__Exercise requirements__.
Tally the lines in the listing below that include "Design". Answer with the count and nothing more.

━━ Data in this exercise ━━

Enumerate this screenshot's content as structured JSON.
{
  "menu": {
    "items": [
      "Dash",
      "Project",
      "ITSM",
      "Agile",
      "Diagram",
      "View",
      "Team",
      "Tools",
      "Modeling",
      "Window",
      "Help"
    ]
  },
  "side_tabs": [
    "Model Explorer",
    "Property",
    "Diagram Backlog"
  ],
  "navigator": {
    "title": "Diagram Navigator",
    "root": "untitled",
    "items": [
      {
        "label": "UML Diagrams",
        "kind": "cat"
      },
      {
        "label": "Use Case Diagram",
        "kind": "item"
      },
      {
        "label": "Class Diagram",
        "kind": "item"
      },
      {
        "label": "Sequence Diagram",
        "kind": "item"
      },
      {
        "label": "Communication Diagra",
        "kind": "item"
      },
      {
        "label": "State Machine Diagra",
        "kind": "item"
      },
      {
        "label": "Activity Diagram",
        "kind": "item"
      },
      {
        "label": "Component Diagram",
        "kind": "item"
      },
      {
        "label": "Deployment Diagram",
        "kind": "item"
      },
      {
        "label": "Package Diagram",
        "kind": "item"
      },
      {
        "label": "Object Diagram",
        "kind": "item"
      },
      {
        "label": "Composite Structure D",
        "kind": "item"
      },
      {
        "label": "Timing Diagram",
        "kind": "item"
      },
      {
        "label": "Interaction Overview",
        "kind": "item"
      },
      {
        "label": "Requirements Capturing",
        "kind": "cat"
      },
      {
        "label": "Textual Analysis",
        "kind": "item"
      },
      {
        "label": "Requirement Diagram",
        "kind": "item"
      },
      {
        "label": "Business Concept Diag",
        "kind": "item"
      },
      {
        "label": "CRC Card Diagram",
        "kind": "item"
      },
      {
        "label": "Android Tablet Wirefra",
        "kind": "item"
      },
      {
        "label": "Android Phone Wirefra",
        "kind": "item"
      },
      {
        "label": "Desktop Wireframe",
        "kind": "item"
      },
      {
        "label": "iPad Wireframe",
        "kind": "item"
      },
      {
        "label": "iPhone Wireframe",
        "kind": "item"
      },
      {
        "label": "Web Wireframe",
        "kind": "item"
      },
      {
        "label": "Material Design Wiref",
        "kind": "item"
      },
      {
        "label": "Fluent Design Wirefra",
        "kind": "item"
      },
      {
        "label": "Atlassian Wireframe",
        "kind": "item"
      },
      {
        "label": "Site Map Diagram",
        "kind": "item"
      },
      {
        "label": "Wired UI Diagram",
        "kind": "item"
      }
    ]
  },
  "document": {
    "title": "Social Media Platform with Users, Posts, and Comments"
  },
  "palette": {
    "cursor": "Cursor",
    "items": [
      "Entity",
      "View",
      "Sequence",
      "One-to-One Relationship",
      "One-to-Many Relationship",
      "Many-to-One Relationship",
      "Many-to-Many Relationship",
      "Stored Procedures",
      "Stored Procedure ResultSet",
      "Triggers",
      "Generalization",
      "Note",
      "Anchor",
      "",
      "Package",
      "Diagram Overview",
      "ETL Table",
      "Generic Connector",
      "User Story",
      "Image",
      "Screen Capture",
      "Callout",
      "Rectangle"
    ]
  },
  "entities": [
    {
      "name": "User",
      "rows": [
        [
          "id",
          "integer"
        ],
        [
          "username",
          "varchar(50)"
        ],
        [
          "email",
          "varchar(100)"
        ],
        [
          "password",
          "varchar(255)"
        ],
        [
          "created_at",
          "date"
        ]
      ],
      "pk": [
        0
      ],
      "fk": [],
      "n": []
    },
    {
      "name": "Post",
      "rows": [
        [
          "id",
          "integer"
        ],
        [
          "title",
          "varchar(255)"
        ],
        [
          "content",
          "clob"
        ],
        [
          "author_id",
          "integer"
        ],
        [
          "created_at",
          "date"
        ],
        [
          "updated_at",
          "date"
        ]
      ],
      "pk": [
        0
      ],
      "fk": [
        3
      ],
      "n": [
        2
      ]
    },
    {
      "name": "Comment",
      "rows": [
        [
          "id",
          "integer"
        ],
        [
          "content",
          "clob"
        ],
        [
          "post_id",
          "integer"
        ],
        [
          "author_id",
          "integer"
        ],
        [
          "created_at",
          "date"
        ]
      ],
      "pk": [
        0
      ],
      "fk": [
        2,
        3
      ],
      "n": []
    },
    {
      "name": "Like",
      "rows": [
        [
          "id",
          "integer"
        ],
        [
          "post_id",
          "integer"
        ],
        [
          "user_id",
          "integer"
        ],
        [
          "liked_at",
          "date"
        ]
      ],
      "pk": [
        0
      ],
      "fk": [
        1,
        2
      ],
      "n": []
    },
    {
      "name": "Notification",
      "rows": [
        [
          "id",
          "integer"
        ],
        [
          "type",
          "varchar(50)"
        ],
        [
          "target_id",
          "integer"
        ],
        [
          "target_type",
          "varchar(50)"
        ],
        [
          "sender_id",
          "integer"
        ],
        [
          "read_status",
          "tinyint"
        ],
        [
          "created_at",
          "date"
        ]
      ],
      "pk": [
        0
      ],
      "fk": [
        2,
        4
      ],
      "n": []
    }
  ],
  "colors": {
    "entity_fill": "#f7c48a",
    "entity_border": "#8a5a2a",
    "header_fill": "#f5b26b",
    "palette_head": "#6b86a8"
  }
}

━━━

__Solution__.
2